== WHAT TO PRODUCE ==
A word-for-word restatement of all the records is the required answer.

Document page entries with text
:::

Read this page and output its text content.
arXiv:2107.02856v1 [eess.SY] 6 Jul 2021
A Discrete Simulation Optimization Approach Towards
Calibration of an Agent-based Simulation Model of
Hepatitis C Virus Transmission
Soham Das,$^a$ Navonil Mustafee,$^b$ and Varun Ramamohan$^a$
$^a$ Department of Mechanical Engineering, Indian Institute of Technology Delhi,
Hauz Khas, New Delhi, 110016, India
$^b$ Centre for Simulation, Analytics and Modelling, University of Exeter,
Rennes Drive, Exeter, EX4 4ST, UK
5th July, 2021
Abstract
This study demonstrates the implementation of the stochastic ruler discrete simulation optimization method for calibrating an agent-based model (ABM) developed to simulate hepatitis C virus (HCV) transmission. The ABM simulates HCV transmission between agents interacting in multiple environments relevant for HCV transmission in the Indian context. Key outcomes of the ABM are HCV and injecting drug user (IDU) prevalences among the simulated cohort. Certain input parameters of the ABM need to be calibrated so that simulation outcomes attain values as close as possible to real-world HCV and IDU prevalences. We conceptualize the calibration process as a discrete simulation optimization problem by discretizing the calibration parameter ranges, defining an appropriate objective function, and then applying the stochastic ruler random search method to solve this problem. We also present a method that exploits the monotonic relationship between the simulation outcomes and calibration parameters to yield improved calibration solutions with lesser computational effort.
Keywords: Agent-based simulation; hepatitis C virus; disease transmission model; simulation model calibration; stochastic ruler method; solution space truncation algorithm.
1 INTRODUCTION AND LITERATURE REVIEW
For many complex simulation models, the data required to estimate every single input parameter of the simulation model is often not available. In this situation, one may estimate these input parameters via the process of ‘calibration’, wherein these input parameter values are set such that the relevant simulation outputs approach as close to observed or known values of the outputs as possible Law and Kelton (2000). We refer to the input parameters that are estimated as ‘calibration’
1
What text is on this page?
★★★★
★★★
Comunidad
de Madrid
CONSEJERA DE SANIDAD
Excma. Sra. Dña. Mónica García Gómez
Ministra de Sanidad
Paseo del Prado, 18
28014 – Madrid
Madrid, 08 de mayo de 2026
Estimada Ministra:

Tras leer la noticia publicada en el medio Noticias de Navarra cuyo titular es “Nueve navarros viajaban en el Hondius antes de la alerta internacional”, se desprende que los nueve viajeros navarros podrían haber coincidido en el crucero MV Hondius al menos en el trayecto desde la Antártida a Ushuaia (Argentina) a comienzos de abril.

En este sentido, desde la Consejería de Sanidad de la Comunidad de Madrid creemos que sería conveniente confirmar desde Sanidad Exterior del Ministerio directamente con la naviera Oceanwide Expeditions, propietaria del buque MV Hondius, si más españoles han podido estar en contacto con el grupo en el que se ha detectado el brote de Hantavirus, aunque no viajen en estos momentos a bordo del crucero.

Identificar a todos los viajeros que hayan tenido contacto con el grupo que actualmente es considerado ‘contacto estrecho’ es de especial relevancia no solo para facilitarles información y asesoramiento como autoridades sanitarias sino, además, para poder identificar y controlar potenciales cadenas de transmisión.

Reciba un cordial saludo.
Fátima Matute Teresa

:::

== TASK OUTPUT ==
Read this page and output its text content.
arXiv:2107.02856v1 [eess.SY] 6 Jul 2021
A Discrete Simulation Optimization Approach Towards
Calibration of an Agent-based Simulation Model of
Hepatitis C Virus Transmission
Soham Das,$^a$ Navonil Mustafee,$^b$ and Varun Ramamohan$^a$
$^a$ Department of Mechanical Engineering, Indian Institute of Technology Delhi,
Hauz Khas, New Delhi, 110016, India
$^b$ Centre for Simulation, Analytics and Modelling, University of Exeter,
Rennes Drive, Exeter, EX4 4ST, UK
5th July, 2021
Abstract
This study demonstrates the implementation of the stochastic ruler discrete simulation optimization method for calibrating an agent-based model (ABM) developed to simulate hepatitis C virus (HCV) transmission. The ABM simulates HCV transmission between agents interacting in multiple environments relevant for HCV transmission in the Indian context. Key outcomes of the ABM are HCV and injecting drug user (IDU) prevalences among the simulated cohort. Certain input parameters of the ABM need to be calibrated so that simulation outcomes attain values as close as possible to real-world HCV and IDU prevalences. We conceptualize the calibration process as a discrete simulation optimization problem by discretizing the calibration parameter ranges, defining an appropriate objective function, and then applying the stochastic ruler random search method to solve this problem. We also present a method that exploits the monotonic relationship between the simulation outcomes and calibration parameters to yield improved calibration solutions with lesser computational effort.
Keywords: Agent-based simulation; hepatitis C virus; disease transmission model; simulation model calibration; stochastic ruler method; solution space truncation algorithm.
1 INTRODUCTION AND LITERATURE REVIEW
For many complex simulation models, the data required to estimate every single input parameter of the simulation model is often not available. In this situation, one may estimate these input parameters via the process of ‘calibration’, wherein these input parameter values are set such that the relevant simulation outputs approach as close to observed or known values of the outputs as possible Law and Kelton (2000). We refer to the input parameters that are estimated as ‘calibration’
1
What text is on this page?
★★★★
★★★
Comunidad
de Madrid
CONSEJERA DE SANIDAD
Excma. Sra. Dña. Mónica García Gómez
Ministra de Sanidad
Paseo del Prado, 18
28014 – Madrid
Madrid, 08 de mayo de 2026
Estimada Ministra:

Tras leer la noticia publicada en el medio Noticias de Navarra cuyo titular es “Nueve navarros viajaban en el Hondius antes de la alerta internacional”, se desprende que los nueve viajeros navarros podrían haber coincidido en el crucero MV Hondius al menos en el trayecto desde la Antártida a Ushuaia (Argentina) a comienzos de abril.

En este sentido, desde la Consejería de Sanidad de la Comunidad de Madrid creemos que sería conveniente confirmar desde Sanidad Exterior del Ministerio directamente con la naviera Oceanwide Expeditions, propietaria del buque MV Hondius, si más españoles han podido estar en contacto con el grupo en el que se ha detectado el brote de Hantavirus, aunque no viajen en estos momentos a bordo del crucero.

Identificar a todos los viajeros que hayan tenido contacto con el grupo que actualmente es considerado ‘contacto estrecho’ es de especial relevancia no solo para facilitarles información y asesoramiento como autoridades sanitarias sino, además, para poder identificar y controlar potenciales cadenas de transmisión.

Reciba un cordial saludo.
Fátima Matute Teresa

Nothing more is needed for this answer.